• **Instruction**
Locate and copy all lines bearing the word "chống".

• **Records shown**
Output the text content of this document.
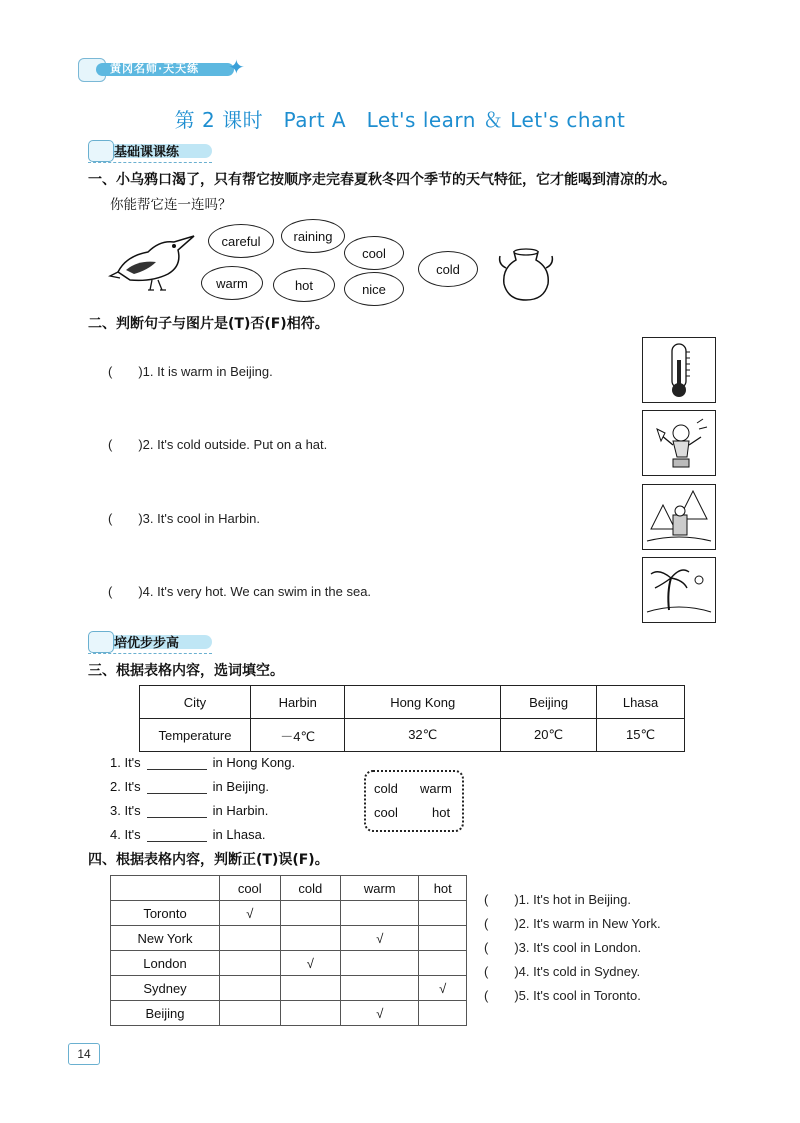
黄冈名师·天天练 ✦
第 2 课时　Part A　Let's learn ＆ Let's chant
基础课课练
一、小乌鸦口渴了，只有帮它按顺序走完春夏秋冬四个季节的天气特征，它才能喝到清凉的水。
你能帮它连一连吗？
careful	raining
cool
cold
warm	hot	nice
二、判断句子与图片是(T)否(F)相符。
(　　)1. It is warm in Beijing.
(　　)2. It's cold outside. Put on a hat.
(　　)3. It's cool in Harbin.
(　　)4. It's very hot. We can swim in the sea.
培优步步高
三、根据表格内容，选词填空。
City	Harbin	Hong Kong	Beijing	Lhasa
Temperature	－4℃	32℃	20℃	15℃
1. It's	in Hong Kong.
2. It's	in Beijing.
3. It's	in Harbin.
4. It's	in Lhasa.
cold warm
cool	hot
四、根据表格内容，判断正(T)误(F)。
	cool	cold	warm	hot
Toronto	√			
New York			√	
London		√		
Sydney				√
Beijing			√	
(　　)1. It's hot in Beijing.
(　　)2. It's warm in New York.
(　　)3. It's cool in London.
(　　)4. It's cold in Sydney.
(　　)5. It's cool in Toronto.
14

--

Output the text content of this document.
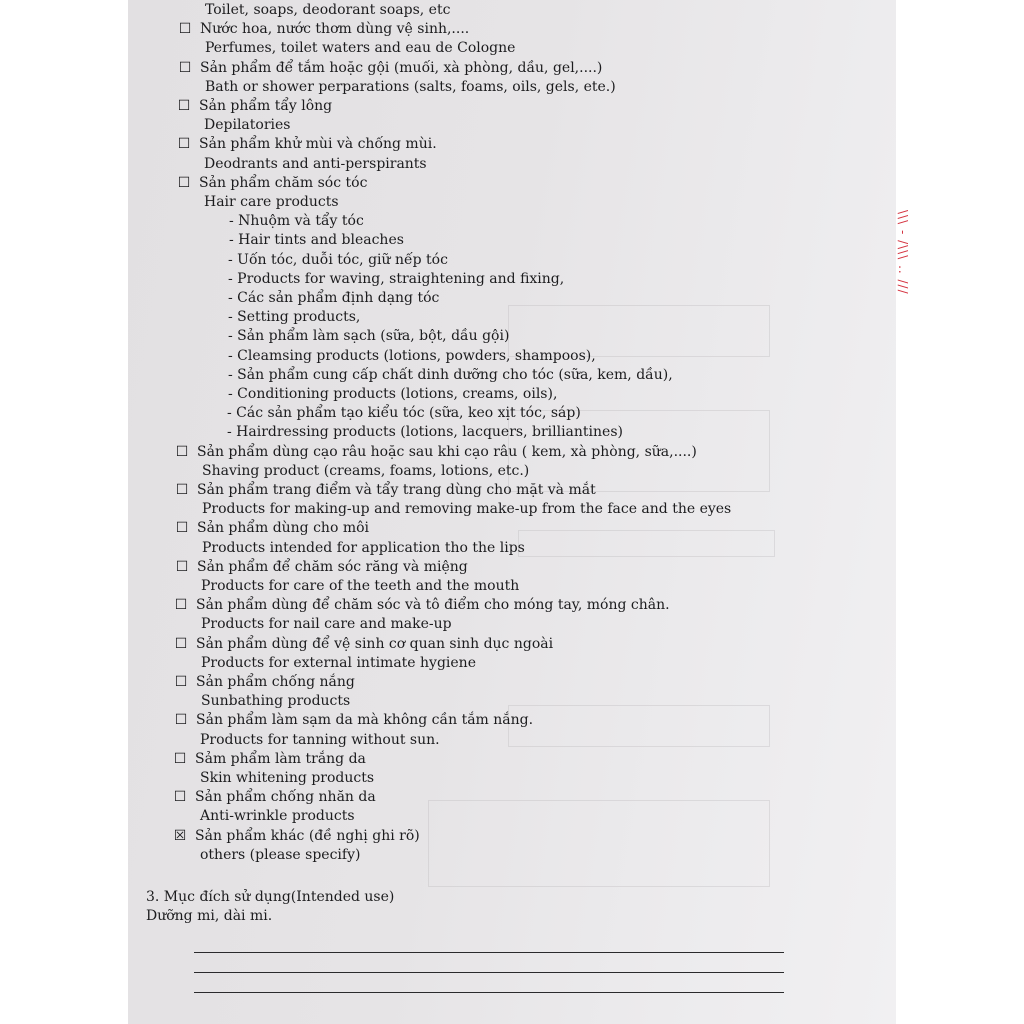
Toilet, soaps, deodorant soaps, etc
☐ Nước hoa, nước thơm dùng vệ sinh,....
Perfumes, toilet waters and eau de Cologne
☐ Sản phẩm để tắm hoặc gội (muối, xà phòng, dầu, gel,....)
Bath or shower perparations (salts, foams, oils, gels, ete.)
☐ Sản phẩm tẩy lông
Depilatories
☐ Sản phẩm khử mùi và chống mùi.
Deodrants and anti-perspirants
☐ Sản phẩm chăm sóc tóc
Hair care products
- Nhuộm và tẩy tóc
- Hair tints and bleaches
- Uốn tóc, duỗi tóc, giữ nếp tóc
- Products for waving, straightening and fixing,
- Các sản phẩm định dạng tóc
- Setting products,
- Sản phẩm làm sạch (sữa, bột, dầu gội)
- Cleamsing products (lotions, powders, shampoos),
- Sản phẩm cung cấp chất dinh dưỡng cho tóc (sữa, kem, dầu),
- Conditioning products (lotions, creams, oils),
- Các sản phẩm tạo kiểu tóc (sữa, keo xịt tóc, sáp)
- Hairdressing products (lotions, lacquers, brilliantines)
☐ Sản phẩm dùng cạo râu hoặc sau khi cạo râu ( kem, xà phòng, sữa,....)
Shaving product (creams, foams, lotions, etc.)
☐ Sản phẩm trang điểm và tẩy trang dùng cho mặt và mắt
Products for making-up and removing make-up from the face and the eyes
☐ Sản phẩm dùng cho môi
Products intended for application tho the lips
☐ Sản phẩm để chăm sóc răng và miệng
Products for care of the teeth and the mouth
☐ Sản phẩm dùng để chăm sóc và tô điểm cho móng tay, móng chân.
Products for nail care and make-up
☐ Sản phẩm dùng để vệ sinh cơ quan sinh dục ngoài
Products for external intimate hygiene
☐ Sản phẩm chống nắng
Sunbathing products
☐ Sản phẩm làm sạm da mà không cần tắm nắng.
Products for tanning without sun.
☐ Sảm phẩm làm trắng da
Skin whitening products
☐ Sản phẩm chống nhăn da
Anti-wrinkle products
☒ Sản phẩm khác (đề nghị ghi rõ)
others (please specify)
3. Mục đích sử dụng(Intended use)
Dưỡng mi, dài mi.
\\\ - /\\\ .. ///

• **The output**
☐ Sản phẩm khử mùi và chống mùi.
☐ Sản phẩm chống nắng
☐ Sản phẩm chống nhăn da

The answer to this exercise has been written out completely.